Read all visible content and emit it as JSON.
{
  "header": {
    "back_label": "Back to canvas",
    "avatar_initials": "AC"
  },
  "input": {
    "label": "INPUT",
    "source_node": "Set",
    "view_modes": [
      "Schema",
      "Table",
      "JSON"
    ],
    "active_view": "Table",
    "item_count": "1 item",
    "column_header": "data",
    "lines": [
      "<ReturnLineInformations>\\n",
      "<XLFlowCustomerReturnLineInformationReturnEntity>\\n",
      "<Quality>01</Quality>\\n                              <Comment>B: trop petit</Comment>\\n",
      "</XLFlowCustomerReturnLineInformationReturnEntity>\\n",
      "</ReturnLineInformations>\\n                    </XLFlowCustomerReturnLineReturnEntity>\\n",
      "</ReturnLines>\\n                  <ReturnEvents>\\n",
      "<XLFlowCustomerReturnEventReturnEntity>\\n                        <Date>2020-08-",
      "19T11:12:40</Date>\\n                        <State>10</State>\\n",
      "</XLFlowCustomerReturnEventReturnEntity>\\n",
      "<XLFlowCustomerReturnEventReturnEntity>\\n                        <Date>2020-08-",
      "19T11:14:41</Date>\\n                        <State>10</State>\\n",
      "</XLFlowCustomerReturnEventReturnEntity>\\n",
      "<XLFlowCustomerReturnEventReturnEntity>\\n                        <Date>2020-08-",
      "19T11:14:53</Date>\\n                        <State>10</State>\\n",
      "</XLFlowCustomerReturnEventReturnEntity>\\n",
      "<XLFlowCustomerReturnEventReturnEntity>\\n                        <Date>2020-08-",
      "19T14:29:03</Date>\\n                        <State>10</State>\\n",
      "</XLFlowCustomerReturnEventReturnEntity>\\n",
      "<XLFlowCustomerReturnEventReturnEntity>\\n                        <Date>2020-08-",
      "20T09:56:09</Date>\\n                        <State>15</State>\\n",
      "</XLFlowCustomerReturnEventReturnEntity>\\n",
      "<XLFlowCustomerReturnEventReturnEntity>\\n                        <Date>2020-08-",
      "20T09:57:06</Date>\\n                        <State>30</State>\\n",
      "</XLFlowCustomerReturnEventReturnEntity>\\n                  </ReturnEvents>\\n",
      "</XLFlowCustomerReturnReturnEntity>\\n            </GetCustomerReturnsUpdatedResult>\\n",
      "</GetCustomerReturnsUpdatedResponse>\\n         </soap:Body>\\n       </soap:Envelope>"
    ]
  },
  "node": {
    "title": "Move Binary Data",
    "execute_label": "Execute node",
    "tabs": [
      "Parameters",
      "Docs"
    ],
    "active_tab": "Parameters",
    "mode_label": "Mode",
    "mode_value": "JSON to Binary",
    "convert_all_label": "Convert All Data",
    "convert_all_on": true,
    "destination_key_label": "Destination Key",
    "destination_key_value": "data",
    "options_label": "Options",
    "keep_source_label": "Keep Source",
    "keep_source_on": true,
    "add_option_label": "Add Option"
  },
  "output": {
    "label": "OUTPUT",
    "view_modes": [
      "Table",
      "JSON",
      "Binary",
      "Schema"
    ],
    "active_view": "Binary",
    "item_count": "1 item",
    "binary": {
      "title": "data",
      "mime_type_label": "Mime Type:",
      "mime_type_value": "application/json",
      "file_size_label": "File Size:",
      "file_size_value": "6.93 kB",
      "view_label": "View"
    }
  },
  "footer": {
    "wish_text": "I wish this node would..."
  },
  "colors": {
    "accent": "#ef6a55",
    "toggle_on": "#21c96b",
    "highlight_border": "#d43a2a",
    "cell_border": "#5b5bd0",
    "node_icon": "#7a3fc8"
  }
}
^^^^
_PROBLEM REQUIREMENTS_: Extract the listing in its entirety and repeat it exactly.

_WRITTEN SOLUTION_:
Read all visible content and emit it as JSON.
{
  "header": {
    "back_label": "Back to canvas",
    "avatar_initials": "AC"
  },
  "input": {
    "label": "INPUT",
    "source_node": "Set",
    "view_modes": [
      "Schema",
      "Table",
      "JSON"
    ],
    "active_view": "Table",
    "item_count": "1 item",
    "column_header": "data",
    "lines": [
      "<ReturnLineInformations>\\n",
      "<XLFlowCustomerReturnLineInformationReturnEntity>\\n",
      "<Quality>01</Quality>\\n                              <Comment>B: trop petit</Comment>\\n",
      "</XLFlowCustomerReturnLineInformationReturnEntity>\\n",
      "</ReturnLineInformations>\\n                    </XLFlowCustomerReturnLineReturnEntity>\\n",
      "</ReturnLines>\\n                  <ReturnEvents>\\n",
      "<XLFlowCustomerReturnEventReturnEntity>\\n                        <Date>2020-08-",
      "19T11:12:40</Date>\\n                        <State>10</State>\\n",
      "</XLFlowCustomerReturnEventReturnEntity>\\n",
      "<XLFlowCustomerReturnEventReturnEntity>\\n                        <Date>2020-08-",
      "19T11:14:41</Date>\\n                        <State>10</State>\\n",
      "</XLFlowCustomerReturnEventReturnEntity>\\n",
      "<XLFlowCustomerReturnEventReturnEntity>\\n                        <Date>2020-08-",
      "19T11:14:53</Date>\\n                        <State>10</State>\\n",
      "</XLFlowCustomerReturnEventReturnEntity>\\n",
      "<XLFlowCustomerReturnEventReturnEntity>\\n                        <Date>2020-08-",
      "19T14:29:03</Date>\\n                        <State>10</State>\\n",
      "</XLFlowCustomerReturnEventReturnEntity>\\n",
      "<XLFlowCustomerReturnEventReturnEntity>\\n                        <Date>2020-08-",
      "20T09:56:09</Date>\\n                        <State>15</State>\\n",
      "</XLFlowCustomerReturnEventReturnEntity>\\n",
      "<XLFlowCustomerReturnEventReturnEntity>\\n                        <Date>2020-08-",
      "20T09:57:06</Date>\\n                        <State>30</State>\\n",
      "</XLFlowCustomerReturnEventReturnEntity>\\n                  </ReturnEvents>\\n",
      "</XLFlowCustomerReturnReturnEntity>\\n            </GetCustomerReturnsUpdatedResult>\\n",
      "</GetCustomerReturnsUpdatedResponse>\\n         </soap:Body>\\n       </soap:Envelope>"
    ]
  },
  "node": {
    "title": "Move Binary Data",
    "execute_label": "Execute node",
    "tabs": [
      "Parameters",
      "Docs"
    ],
    "active_tab": "Parameters",
    "mode_label": "Mode",
    "mode_value": "JSON to Binary",
    "convert_all_label": "Convert All Data",
    "convert_all_on": true,
    "destination_key_label": "Destination Key",
    "destination_key_value": "data",
    "options_label": "Options",
    "keep_source_label": "Keep Source",
    "keep_source_on": true,
    "add_option_label": "Add Option"
  },
  "output": {
    "label": "OUTPUT",
    "view_modes": [
      "Table",
      "JSON",
      "Binary",
      "Schema"
    ],
    "active_view": "Binary",
    "item_count": "1 item",
    "binary": {
      "title": "data",
      "mime_type_label": "Mime Type:",
      "mime_type_value": "application/json",
      "file_size_label": "File Size:",
      "file_size_value": "6.93 kB",
      "view_label": "View"
    }
  },
  "footer": {
    "wish_text": "I wish this node would..."
  },
  "colors": {
    "accent": "#ef6a55",
    "toggle_on": "#21c96b",
    "highlight_border": "#d43a2a",
    "cell_border": "#5b5bd0",
    "node_icon": "#7a3fc8"
  }
}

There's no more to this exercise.